## [Structured figure records]
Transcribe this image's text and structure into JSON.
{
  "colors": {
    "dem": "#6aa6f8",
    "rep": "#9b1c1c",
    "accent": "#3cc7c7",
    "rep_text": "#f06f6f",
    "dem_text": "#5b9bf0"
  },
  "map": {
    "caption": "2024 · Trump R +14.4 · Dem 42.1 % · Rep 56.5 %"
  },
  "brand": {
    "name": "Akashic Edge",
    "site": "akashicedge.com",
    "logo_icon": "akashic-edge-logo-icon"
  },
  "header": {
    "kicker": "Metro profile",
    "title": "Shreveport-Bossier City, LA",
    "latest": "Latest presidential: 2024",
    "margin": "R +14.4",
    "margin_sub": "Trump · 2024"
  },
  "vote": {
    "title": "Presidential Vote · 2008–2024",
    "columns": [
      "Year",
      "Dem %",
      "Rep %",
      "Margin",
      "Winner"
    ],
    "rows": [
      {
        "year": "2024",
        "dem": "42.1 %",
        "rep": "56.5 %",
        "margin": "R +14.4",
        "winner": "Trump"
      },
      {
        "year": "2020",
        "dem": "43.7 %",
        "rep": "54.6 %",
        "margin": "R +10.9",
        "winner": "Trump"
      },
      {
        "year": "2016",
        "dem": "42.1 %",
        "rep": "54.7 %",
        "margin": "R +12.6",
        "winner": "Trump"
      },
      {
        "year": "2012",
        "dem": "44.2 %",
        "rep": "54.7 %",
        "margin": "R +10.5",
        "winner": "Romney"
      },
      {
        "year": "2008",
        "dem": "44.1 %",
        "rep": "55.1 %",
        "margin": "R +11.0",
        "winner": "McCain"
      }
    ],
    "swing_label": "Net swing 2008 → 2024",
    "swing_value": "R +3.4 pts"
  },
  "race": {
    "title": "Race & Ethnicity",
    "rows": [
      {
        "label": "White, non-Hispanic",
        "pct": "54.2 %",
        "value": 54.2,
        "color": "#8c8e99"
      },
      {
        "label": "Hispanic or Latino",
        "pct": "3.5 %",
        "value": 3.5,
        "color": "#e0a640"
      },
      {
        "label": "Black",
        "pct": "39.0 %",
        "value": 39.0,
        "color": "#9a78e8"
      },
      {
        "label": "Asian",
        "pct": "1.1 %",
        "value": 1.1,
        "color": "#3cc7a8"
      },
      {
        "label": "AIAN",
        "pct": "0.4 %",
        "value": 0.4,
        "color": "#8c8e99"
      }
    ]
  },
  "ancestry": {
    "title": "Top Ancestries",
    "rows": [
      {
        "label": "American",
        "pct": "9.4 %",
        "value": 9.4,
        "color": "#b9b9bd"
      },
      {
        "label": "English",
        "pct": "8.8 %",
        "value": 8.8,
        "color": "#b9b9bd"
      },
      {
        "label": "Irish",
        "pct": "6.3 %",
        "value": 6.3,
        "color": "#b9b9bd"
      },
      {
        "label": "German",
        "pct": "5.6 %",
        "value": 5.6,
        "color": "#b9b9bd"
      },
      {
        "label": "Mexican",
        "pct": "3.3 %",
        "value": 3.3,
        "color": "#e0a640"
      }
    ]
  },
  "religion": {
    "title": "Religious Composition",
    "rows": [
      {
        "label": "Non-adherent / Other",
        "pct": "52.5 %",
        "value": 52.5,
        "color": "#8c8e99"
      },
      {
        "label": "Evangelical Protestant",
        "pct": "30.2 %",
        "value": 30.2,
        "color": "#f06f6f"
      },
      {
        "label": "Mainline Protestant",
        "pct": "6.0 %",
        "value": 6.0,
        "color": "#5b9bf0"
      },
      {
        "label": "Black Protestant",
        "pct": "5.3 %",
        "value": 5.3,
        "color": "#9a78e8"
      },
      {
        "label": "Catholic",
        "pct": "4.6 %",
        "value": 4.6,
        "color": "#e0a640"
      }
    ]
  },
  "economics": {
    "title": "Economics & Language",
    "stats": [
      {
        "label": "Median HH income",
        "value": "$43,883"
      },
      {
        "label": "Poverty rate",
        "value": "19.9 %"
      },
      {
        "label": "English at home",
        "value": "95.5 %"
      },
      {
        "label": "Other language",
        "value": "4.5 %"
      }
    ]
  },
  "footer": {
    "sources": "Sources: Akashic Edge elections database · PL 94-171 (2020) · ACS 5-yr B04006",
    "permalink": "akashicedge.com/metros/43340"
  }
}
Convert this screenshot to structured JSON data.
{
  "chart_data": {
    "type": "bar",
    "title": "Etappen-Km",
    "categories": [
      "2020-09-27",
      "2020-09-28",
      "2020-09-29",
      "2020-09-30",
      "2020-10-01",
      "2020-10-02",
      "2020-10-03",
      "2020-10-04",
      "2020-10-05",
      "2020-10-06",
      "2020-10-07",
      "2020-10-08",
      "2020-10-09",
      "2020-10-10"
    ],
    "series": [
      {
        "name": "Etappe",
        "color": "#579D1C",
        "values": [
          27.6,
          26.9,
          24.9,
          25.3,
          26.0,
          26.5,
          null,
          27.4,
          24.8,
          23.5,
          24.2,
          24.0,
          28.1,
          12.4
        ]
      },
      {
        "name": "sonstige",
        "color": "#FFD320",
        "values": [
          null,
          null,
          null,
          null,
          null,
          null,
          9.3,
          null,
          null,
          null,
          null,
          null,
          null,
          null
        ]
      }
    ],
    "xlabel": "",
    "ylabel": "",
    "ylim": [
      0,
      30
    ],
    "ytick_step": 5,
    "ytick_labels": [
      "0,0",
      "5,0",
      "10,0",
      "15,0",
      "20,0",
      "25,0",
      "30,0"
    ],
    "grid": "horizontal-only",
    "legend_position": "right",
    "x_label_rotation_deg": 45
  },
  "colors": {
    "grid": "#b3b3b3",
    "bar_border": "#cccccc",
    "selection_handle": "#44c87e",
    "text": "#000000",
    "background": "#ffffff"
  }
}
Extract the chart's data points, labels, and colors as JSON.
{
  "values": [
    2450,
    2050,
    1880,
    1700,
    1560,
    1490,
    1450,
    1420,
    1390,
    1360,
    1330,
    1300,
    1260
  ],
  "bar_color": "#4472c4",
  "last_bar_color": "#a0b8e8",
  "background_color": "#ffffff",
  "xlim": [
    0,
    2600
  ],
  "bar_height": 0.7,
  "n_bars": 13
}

## [What needs to be done]
Extract, unchanged, the closing run of lines that opens with the line containing "Convert this screenshot" and ends with the last line.

## [Exercise response]
Convert this screenshot to structured JSON data.
{
  "chart_data": {
    "type": "bar",
    "title": "Etappen-Km",
    "categories": [
      "2020-09-27",
      "2020-09-28",
      "2020-09-29",
      "2020-09-30",
      "2020-10-01",
      "2020-10-02",
      "2020-10-03",
      "2020-10-04",
      "2020-10-05",
      "2020-10-06",
      "2020-10-07",
      "2020-10-08",
      "2020-10-09",
      "2020-10-10"
    ],
    "series": [
      {
        "name": "Etappe",
        "color": "#579D1C",
        "values": [
          27.6,
          26.9,
          24.9,
          25.3,
          26.0,
          26.5,
          null,
          27.4,
          24.8,
          23.5,
          24.2,
          24.0,
          28.1,
          12.4
        ]
      },
      {
        "name": "sonstige",
        "color": "#FFD320",
        "values": [
          null,
          null,
          null,
          null,
          null,
          null,
          9.3,
          null,
          null,
          null,
          null,
          null,
          null,
          null
        ]
      }
    ],
    "xlabel": "",
    "ylabel": "",
    "ylim": [
      0,
      30
    ],
    "ytick_step": 5,
    "ytick_labels": [
      "0,0",
      "5,0",
      "10,0",
      "15,0",
      "20,0",
      "25,0",
      "30,0"
    ],
    "grid": "horizontal-only",
    "legend_position": "right",
    "x_label_rotation_deg": 45
  },
  "colors": {
    "grid": "#b3b3b3",
    "bar_border": "#cccccc",
    "selection_handle": "#44c87e",
    "text": "#000000",
    "background": "#ffffff"
  }
}
Extract the chart's data points, labels, and colors as JSON.
{
  "values": [
    2450,
    2050,
    1880,
    1700,
    1560,
    1490,
    1450,
    1420,
    1390,
    1360,
    1330,
    1300,
    1260
  ],
  "bar_color": "#4472c4",
  "last_bar_color": "#a0b8e8",
  "background_color": "#ffffff",
  "xlim": [
    0,
    2600
  ],
  "bar_height": 0.7,
  "n_bars": 13
}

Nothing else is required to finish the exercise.